> _ROWS_:
+ + + +
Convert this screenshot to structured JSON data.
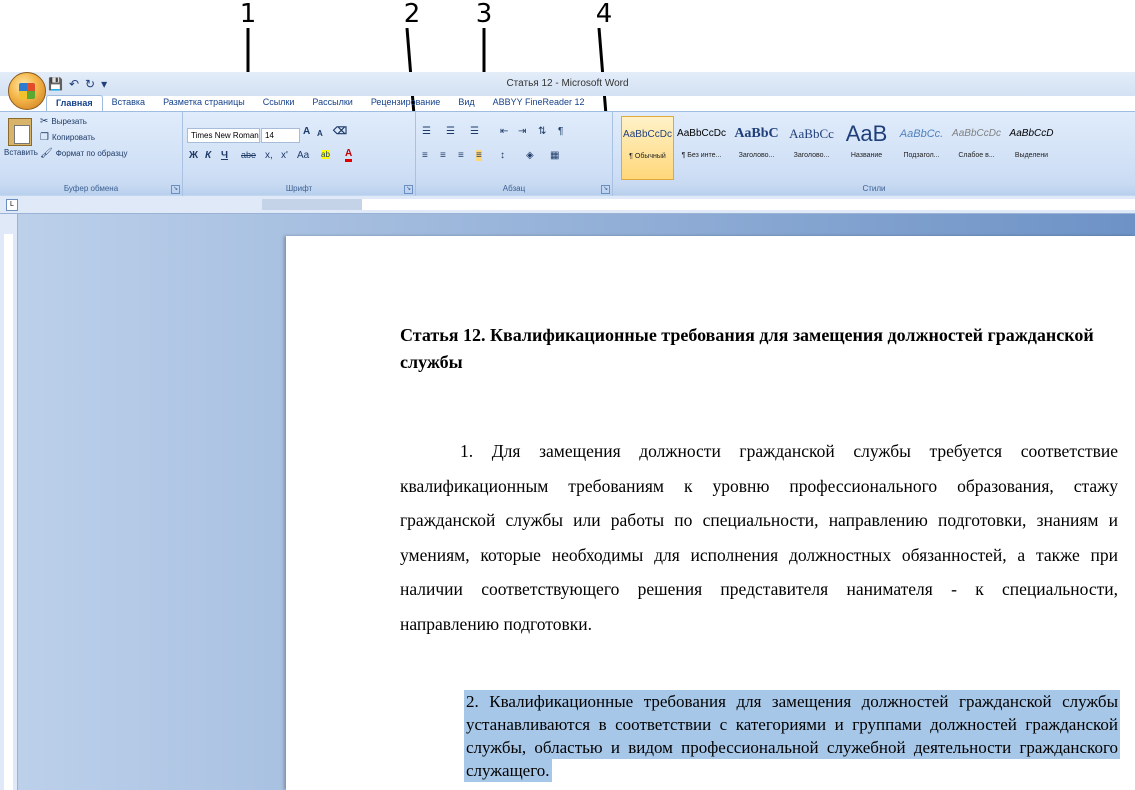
{
  "annotations": [
    "1",
    "2",
    "3",
    "4"
  ],
  "window": {
    "title": "Статья 12 - Microsoft Word"
  },
  "tabs": [
    "Главная",
    "Вставка",
    "Разметка страницы",
    "Ссылки",
    "Рассылки",
    "Рецензирование",
    "Вид",
    "ABBYY FineReader 12"
  ],
  "active_tab": "Главная",
  "clipboard": {
    "paste": "Вставить",
    "cut": "Вырезать",
    "copy": "Копировать",
    "format_painter": "Формат по образцу",
    "group": "Буфер обмена"
  },
  "font": {
    "name": "Times New Roman",
    "size": "14",
    "grow": "A",
    "shrink": "A",
    "bold": "Ж",
    "italic": "К",
    "underline": "Ч",
    "strike": "abe",
    "subscript": "x,",
    "superscript": "x'",
    "case": "Aa",
    "highlight": "ab",
    "color": "A",
    "group": "Шрифт"
  },
  "paragraph": {
    "group": "Абзац"
  },
  "styles": {
    "group": "Стили",
    "items": [
      {
        "sample": "AaBbCcDc",
        "name": "¶ Обычный"
      },
      {
        "sample": "AaBbCcDc",
        "name": "¶ Без инте..."
      },
      {
        "sample": "AaBbC",
        "name": "Заголово..."
      },
      {
        "sample": "AaBbCc",
        "name": "Заголово..."
      },
      {
        "sample": "AaB",
        "name": "Название"
      },
      {
        "sample": "AaBbCc.",
        "name": "Подзагол..."
      },
      {
        "sample": "AaBbCcDc",
        "name": "Слабое в..."
      },
      {
        "sample": "AaBbCcD",
        "name": "Выделени"
      }
    ]
  },
  "document": {
    "title": "Статья 12. Квалификационные требования для замещения должностей гражданской службы",
    "para1": "1. Для замещения должности гражданской службы требуется соответствие квалификационным требованиям к уровню профессионального образования, стажу гражданской службы или работы по специальности, направлению подготовки, знаниям и умениям, которые необходимы для исполнения должностных обязанностей, а также при наличии соответствующего решения представителя нанимателя - к специальности, направлению подготовки.",
    "para2": "2. Квалификационные требования для замещения должностей гражданской службы устанавливаются в соответствии с категориями и группами должностей гражданской службы, областью и видом профессиональной служебной деятельности гражданского служащего."
  }
}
+ + + +
All records should be output exactly, with the pictures left out.

> _COMPLETE RESPONSE_:
Convert this screenshot to structured JSON data.
{
  "annotations": [
    "1",
    "2",
    "3",
    "4"
  ],
  "window": {
    "title": "Статья 12 - Microsoft Word"
  },
  "tabs": [
    "Главная",
    "Вставка",
    "Разметка страницы",
    "Ссылки",
    "Рассылки",
    "Рецензирование",
    "Вид",
    "ABBYY FineReader 12"
  ],
  "active_tab": "Главная",
  "clipboard": {
    "paste": "Вставить",
    "cut": "Вырезать",
    "copy": "Копировать",
    "format_painter": "Формат по образцу",
    "group": "Буфер обмена"
  },
  "font": {
    "name": "Times New Roman",
    "size": "14",
    "grow": "A",
    "shrink": "A",
    "bold": "Ж",
    "italic": "К",
    "underline": "Ч",
    "strike": "abe",
    "subscript": "x,",
    "superscript": "x'",
    "case": "Aa",
    "highlight": "ab",
    "color": "A",
    "group": "Шрифт"
  },
  "paragraph": {
    "group": "Абзац"
  },
  "styles": {
    "group": "Стили",
    "items": [
      {
        "sample": "AaBbCcDc",
        "name": "¶ Обычный"
      },
      {
        "sample": "AaBbCcDc",
        "name": "¶ Без инте..."
      },
      {
        "sample": "AaBbC",
        "name": "Заголово..."
      },
      {
        "sample": "AaBbCc",
        "name": "Заголово..."
      },
      {
        "sample": "AaB",
        "name": "Название"
      },
      {
        "sample": "AaBbCc.",
        "name": "Подзагол..."
      },
      {
        "sample": "AaBbCcDc",
        "name": "Слабое в..."
      },
      {
        "sample": "AaBbCcD",
        "name": "Выделени"
      }
    ]
  },
  "document": {
    "title": "Статья 12. Квалификационные требования для замещения должностей гражданской службы",
    "para1": "1. Для замещения должности гражданской службы требуется соответствие квалификационным требованиям к уровню профессионального образования, стажу гражданской службы или работы по специальности, направлению подготовки, знаниям и умениям, которые необходимы для исполнения должностных обязанностей, а также при наличии соответствующего решения представителя нанимателя - к специальности, направлению подготовки.",
    "para2": "2. Квалификационные требования для замещения должностей гражданской службы устанавливаются в соответствии с категориями и группами должностей гражданской службы, областью и видом профессиональной служебной деятельности гражданского служащего."
  }
}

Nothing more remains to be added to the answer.